▶ SUPPLIED DATA
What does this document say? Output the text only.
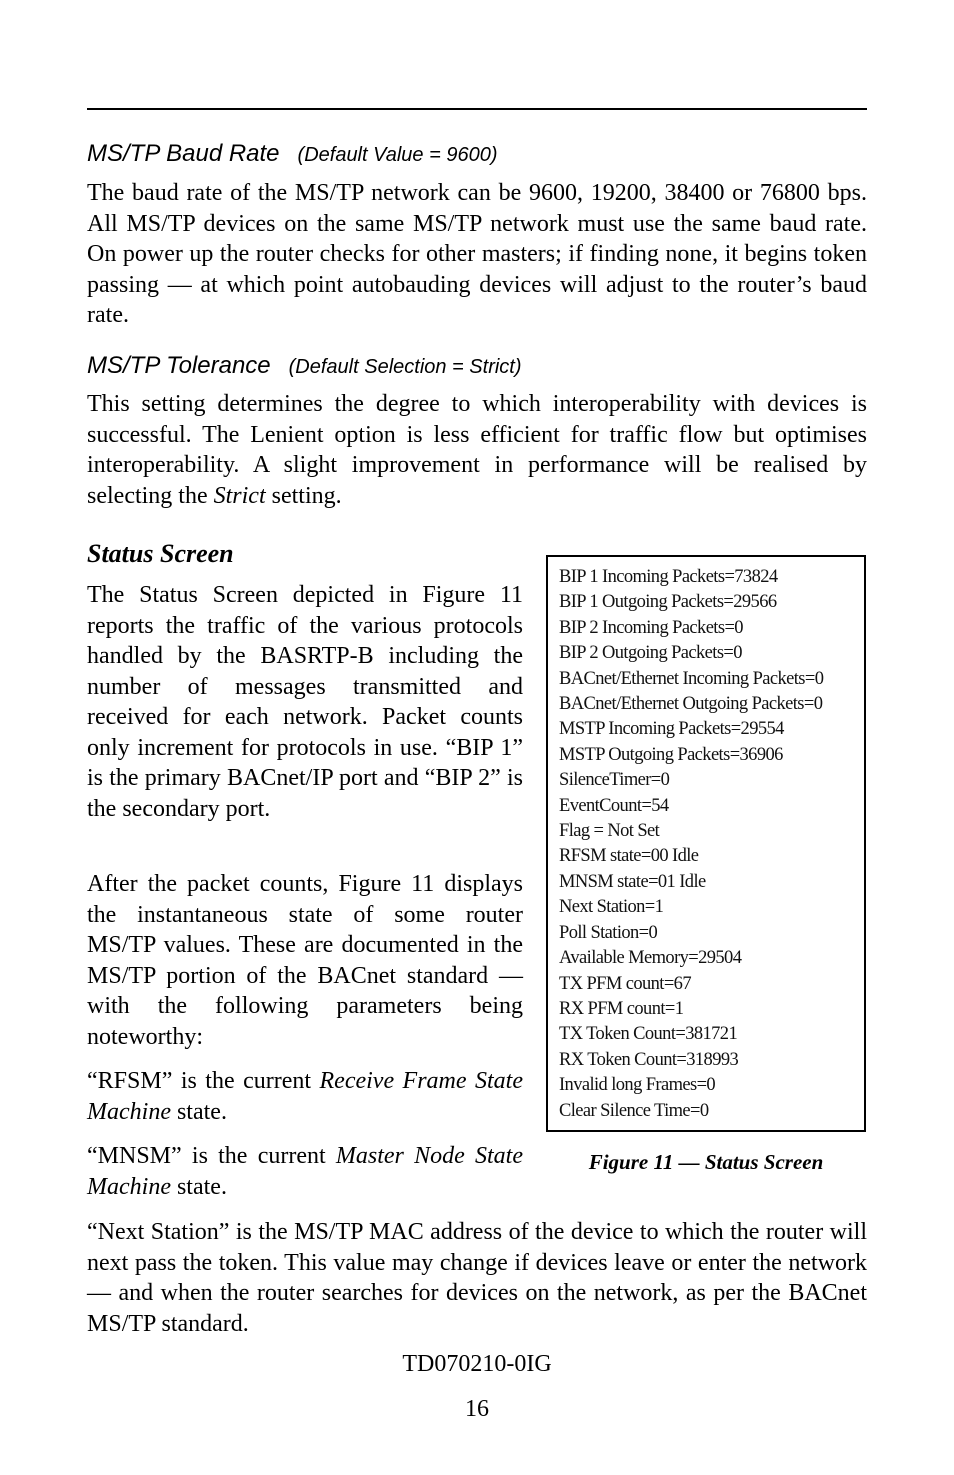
MS/TP Baud Rate (Default Value = 9600)

The baud rate of the MS/TP network can be 9600, 19200, 38400 or 76800 bps. All MS/TP devices on the same MS/TP network must use the same baud rate. On power up the router checks for other masters; if finding none, it begins token passing — at which point autobauding devices will adjust to the router’s baud rate.

MS/TP Tolerance (Default Selection = Strict)

This setting determines the degree to which interoperability with devices is successful. The Lenient option is less efficient for traffic flow but optimises interoperability. A slight improvement in performance will be realised by selecting the Strict setting.

Status Screen

The Status Screen depicted in Figure 11 reports the traffic of the various protocols handled by the BASRTP-B including the number of messages transmitted and received for each network. Packet counts only increment for protocols in use. “BIP 1” is the primary BACnet/IP port and “BIP 2” is the secondary port.

After the packet counts, Figure 11 displays the instantaneous state of some router MS/TP values. These are documented in the MS/TP portion of the BACnet standard — with the following parameters being noteworthy:

“RFSM” is the current Receive Frame State Machine state.

“MNSM” is the current Master Node State Machine state.

“Next Station” is the MS/TP MAC address of the device to which the router will next pass the token. This value may change if devices leave or enter the network — and when the router searches for devices on the network, as per the BACnet MS/TP standard.

BIP 1 Incoming Packets=73824
BIP 1 Outgoing Packets=29566
BIP 2 Incoming Packets=0
BIP 2 Outgoing Packets=0
BACnet/Ethernet Incoming Packets=0
BACnet/Ethernet Outgoing Packets=0
MSTP Incoming Packets=29554
MSTP Outgoing Packets=36906
SilenceTimer=0
EventCount=54
Flag = Not Set
RFSM state=00 Idle
MNSM state=01 Idle
Next Station=1
Poll Station=0
Available Memory=29504
TX PFM count=67
RX PFM count=1
TX Token Count=381721
RX Token Count=318993
Invalid long Frames=0
Clear Silence Time=0
Figure 11 — Status Screen
TD070210-0IG
16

▶ AIM
Copy out the lines in which the string "MNSM" appears.

▶ WRITTEN REPLY
“MNSM” is the current Master Node State Machine state.
MNSM state=01 Idle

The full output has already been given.